Recorded data:
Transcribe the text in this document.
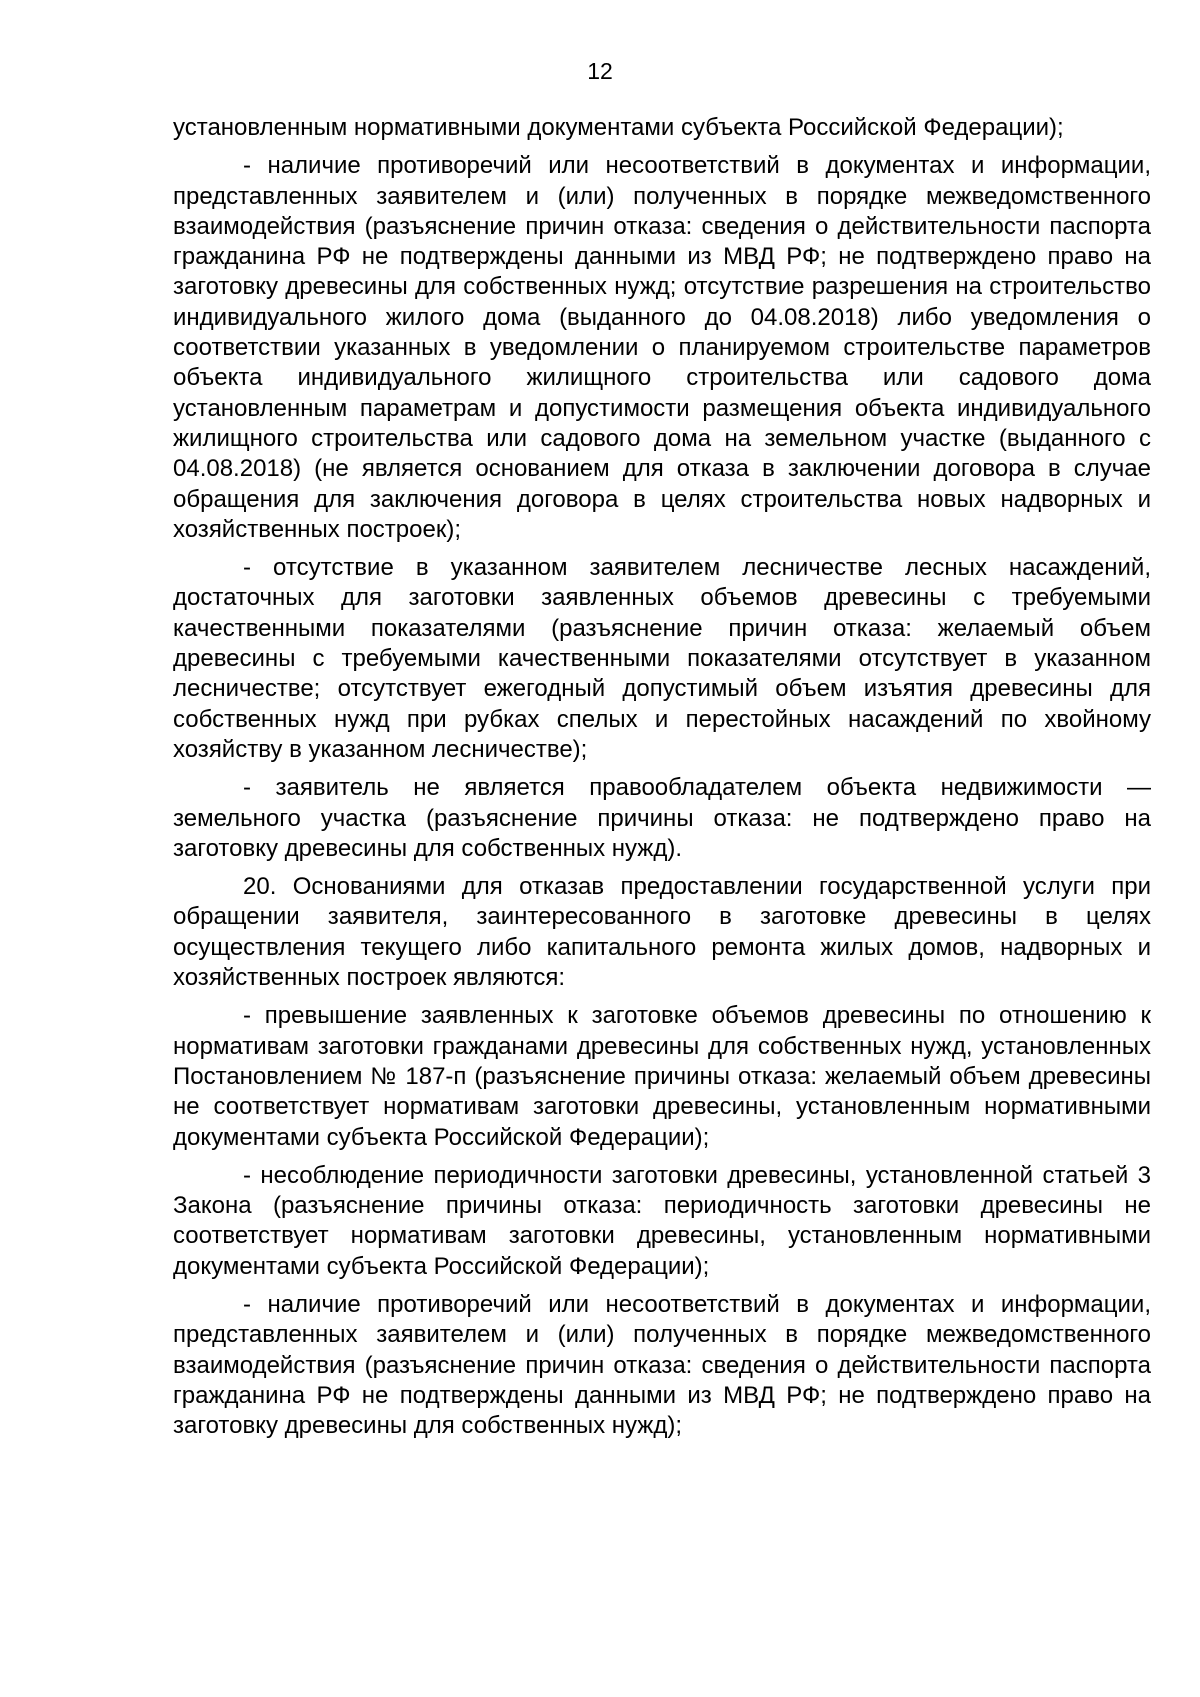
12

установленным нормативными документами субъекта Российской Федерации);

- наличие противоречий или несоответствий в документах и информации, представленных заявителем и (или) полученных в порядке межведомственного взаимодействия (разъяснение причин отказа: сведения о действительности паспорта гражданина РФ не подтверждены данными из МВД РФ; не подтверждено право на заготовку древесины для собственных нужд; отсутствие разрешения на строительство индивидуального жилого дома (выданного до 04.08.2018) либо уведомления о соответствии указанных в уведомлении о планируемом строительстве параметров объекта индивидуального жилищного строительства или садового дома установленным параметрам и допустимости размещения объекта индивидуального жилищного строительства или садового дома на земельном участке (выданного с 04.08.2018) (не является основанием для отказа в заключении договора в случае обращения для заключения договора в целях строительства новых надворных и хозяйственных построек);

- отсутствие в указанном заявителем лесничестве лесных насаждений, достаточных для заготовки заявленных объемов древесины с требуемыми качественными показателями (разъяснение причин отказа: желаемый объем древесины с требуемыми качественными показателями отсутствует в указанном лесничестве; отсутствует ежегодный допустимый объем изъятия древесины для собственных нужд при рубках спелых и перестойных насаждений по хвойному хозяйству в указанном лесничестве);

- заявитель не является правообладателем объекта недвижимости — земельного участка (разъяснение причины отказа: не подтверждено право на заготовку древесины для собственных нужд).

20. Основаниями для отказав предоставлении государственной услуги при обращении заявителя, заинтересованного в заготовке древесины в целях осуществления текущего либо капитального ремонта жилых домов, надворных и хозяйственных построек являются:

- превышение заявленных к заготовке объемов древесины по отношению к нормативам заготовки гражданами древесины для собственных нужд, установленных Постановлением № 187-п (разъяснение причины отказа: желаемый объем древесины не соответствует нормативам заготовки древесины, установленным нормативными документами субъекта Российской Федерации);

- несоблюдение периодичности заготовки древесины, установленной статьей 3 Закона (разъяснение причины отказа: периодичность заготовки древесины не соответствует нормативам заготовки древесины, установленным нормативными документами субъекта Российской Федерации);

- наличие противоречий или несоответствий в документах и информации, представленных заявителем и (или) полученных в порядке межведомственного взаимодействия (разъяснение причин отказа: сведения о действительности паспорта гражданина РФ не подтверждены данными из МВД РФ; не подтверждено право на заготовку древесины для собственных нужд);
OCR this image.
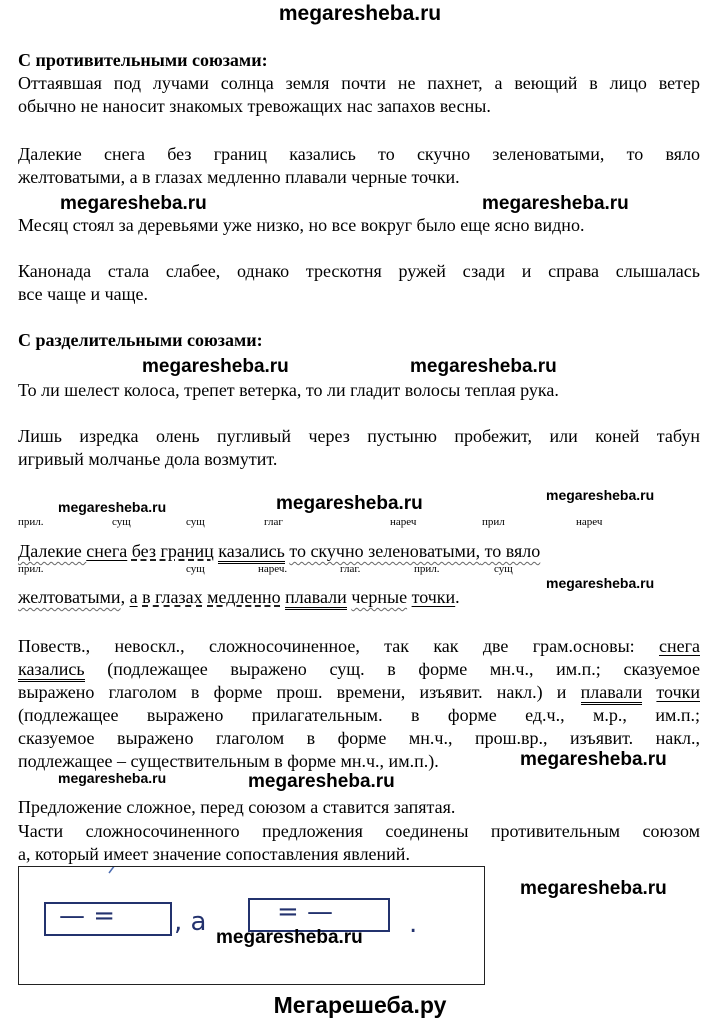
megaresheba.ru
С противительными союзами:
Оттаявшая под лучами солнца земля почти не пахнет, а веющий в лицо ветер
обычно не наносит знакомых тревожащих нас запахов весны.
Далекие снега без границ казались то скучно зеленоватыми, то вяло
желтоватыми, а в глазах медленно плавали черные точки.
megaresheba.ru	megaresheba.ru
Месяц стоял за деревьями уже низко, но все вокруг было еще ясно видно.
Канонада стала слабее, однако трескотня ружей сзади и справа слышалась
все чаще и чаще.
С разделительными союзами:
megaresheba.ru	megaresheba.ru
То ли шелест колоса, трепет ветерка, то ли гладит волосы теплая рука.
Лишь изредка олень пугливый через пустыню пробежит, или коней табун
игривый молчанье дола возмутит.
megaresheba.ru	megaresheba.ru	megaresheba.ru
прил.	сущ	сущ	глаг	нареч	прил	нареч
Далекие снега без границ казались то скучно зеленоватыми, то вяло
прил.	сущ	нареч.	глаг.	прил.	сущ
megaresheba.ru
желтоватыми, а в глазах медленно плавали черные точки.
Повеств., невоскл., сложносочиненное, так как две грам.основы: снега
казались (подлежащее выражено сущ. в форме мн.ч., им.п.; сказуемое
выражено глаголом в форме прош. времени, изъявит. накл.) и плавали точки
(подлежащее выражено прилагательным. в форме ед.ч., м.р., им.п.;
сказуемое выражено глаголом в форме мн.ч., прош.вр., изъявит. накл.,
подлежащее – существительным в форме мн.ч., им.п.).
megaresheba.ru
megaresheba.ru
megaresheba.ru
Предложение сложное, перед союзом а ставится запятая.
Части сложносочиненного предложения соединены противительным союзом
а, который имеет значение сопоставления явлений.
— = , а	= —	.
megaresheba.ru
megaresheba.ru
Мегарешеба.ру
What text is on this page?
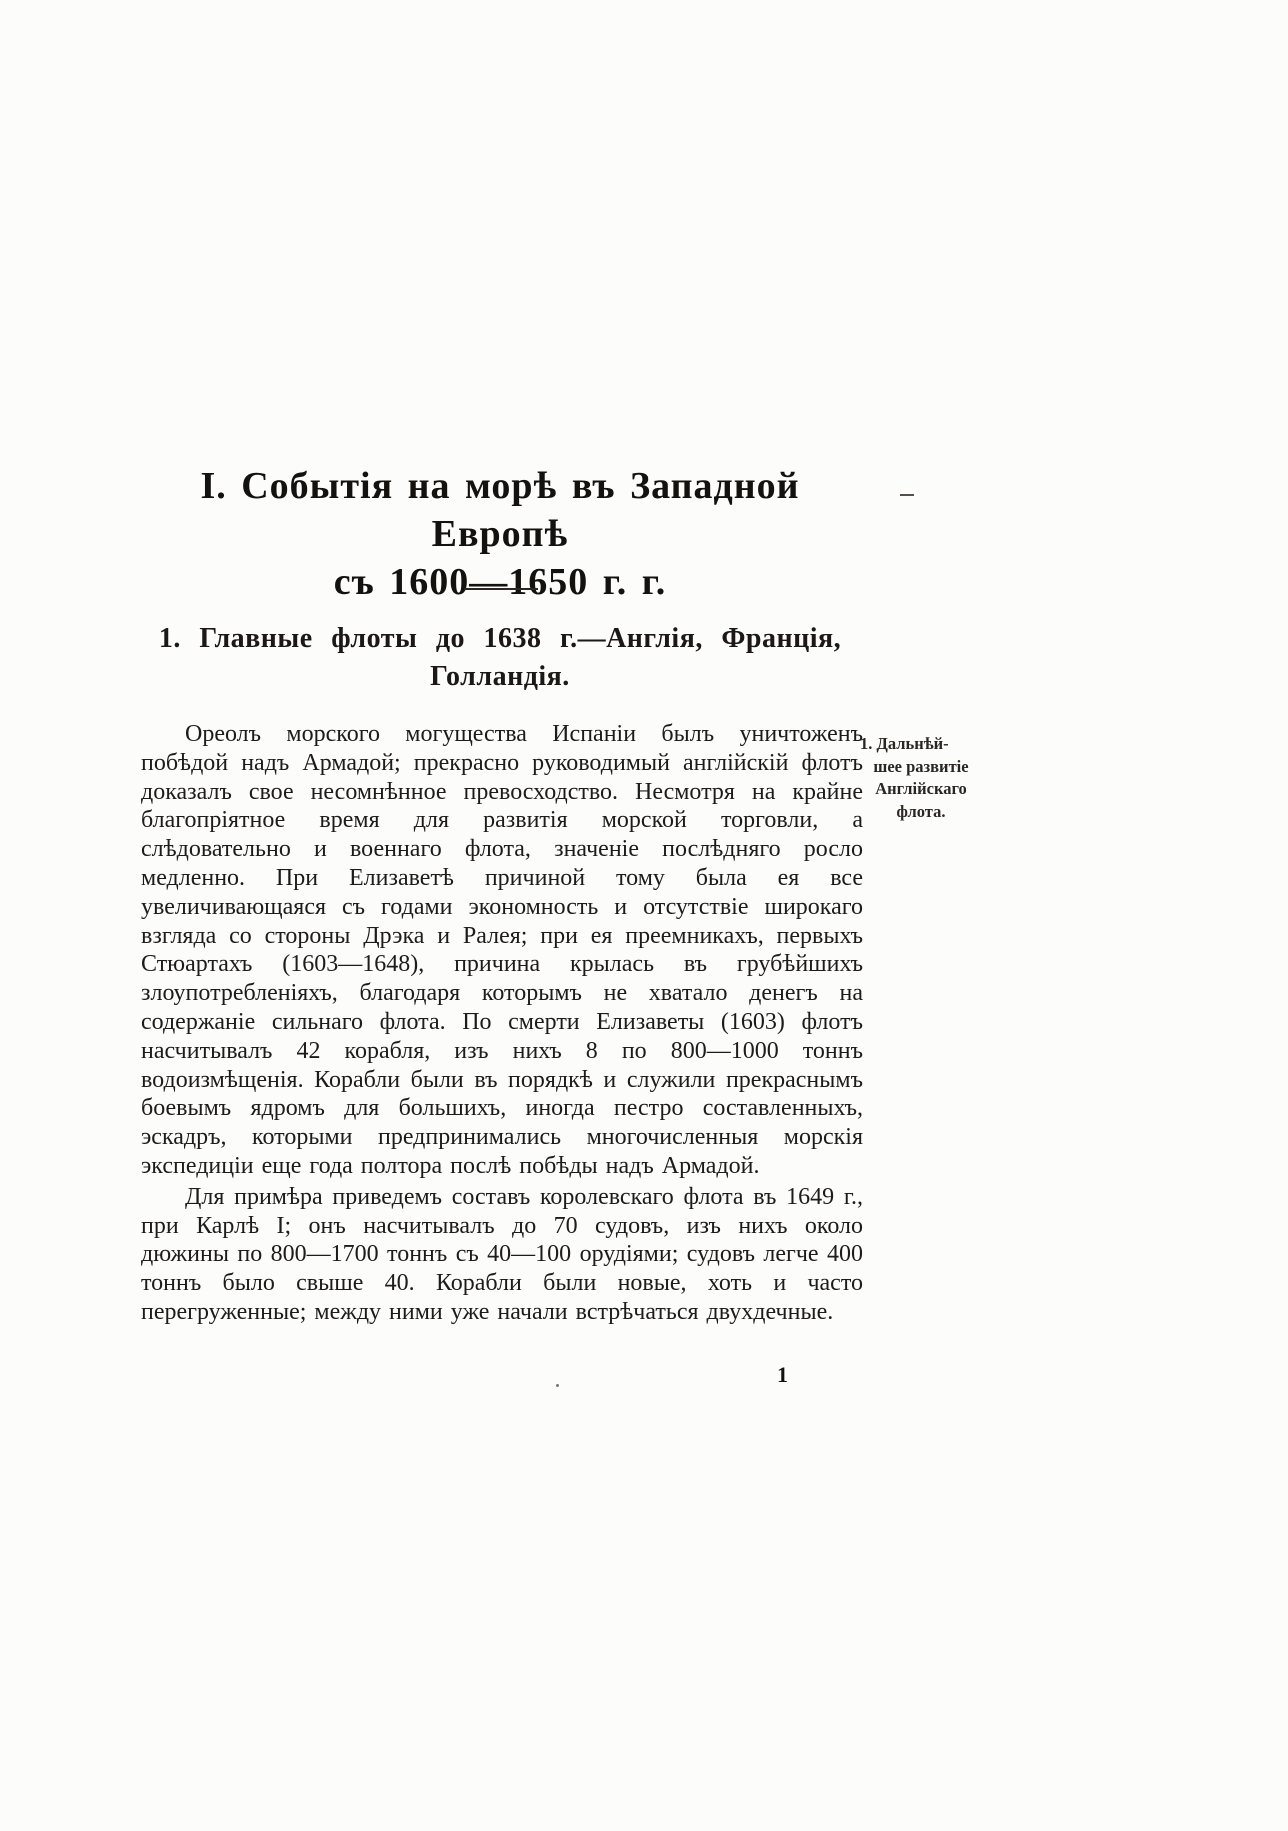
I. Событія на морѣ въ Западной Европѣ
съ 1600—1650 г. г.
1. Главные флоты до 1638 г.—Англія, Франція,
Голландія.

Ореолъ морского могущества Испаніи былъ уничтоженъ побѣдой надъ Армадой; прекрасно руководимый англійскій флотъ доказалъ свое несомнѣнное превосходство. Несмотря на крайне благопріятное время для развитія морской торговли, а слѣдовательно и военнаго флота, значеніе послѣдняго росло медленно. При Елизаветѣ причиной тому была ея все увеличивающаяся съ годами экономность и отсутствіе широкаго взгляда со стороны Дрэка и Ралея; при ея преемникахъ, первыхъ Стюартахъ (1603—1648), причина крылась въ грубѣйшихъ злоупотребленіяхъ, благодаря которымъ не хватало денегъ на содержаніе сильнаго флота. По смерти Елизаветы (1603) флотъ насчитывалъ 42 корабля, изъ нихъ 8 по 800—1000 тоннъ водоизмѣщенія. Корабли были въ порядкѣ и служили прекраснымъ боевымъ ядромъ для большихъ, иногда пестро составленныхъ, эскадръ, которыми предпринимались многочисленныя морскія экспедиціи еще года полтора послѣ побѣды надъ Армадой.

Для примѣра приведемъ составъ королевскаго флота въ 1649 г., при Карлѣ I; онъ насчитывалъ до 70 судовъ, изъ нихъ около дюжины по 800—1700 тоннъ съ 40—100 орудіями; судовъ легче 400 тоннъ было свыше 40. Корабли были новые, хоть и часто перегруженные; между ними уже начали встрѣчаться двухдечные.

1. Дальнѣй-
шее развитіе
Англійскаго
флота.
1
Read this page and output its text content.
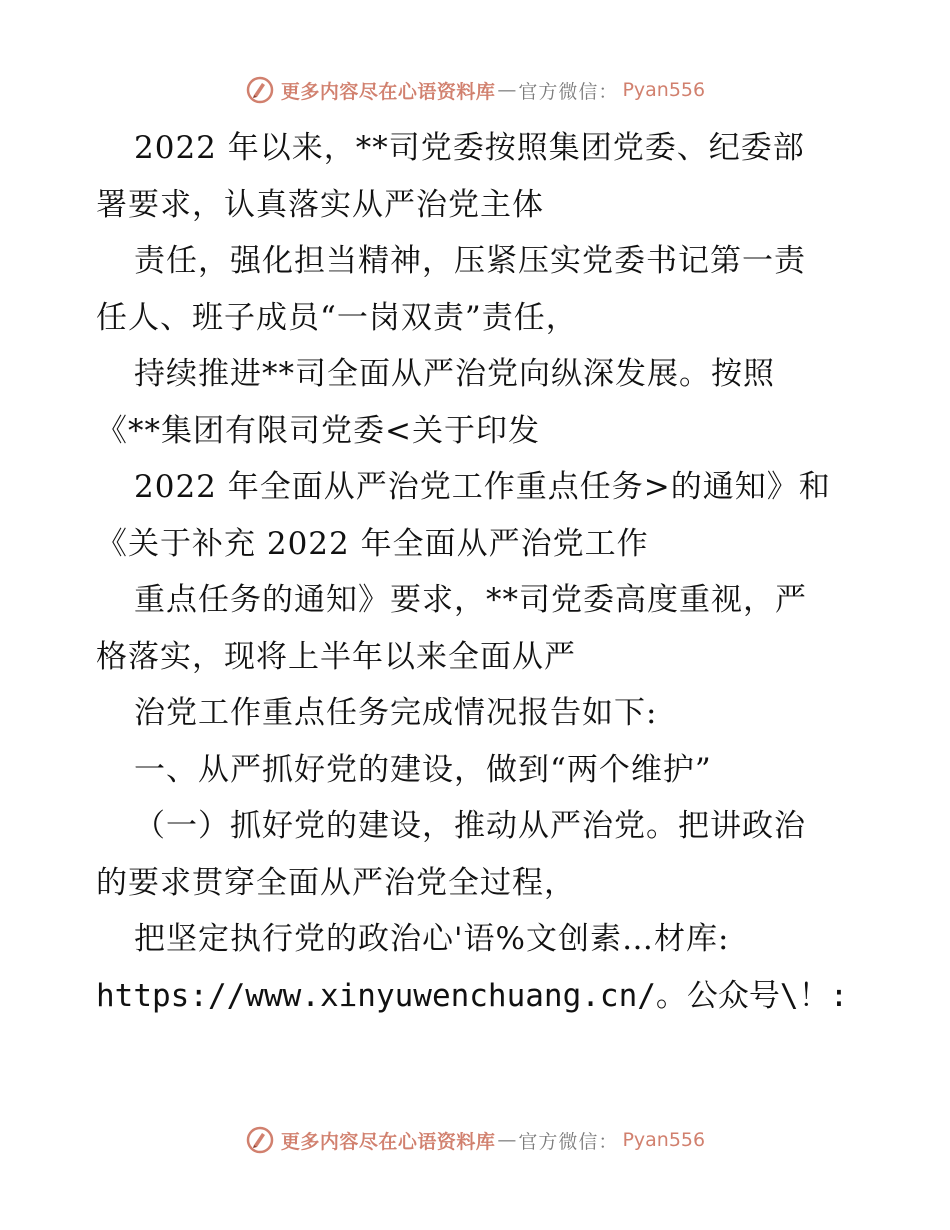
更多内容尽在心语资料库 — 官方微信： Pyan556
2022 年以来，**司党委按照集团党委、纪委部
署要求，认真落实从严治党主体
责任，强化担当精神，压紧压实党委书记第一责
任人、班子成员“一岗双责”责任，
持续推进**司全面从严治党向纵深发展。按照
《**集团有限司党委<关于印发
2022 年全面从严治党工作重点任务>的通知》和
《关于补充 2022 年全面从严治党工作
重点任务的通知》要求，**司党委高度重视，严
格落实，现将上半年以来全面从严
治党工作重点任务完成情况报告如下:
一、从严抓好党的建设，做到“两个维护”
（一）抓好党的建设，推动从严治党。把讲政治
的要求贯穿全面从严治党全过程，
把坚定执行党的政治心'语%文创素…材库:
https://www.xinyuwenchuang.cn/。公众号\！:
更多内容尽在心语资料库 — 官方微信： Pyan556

- Short exercise: Print exactly the lines from the line with "Read this page and output its text content." through the end of the data, both ends included, and print no pictures.

- Solution to the problem:
Read this page and output its text content.
更多内容尽在心语资料库 — 官方微信： Pyan556
2022 年以来，**司党委按照集团党委、纪委部
署要求，认真落实从严治党主体
责任，强化担当精神，压紧压实党委书记第一责
任人、班子成员“一岗双责”责任，
持续推进**司全面从严治党向纵深发展。按照
《**集团有限司党委<关于印发
2022 年全面从严治党工作重点任务>的通知》和
《关于补充 2022 年全面从严治党工作
重点任务的通知》要求，**司党委高度重视，严
格落实，现将上半年以来全面从严
治党工作重点任务完成情况报告如下:
一、从严抓好党的建设，做到“两个维护”
（一）抓好党的建设，推动从严治党。把讲政治
的要求贯穿全面从严治党全过程，
把坚定执行党的政治心'语%文创素…材库:
https://www.xinyuwenchuang.cn/。公众号\！:
更多内容尽在心语资料库 — 官方微信： Pyan556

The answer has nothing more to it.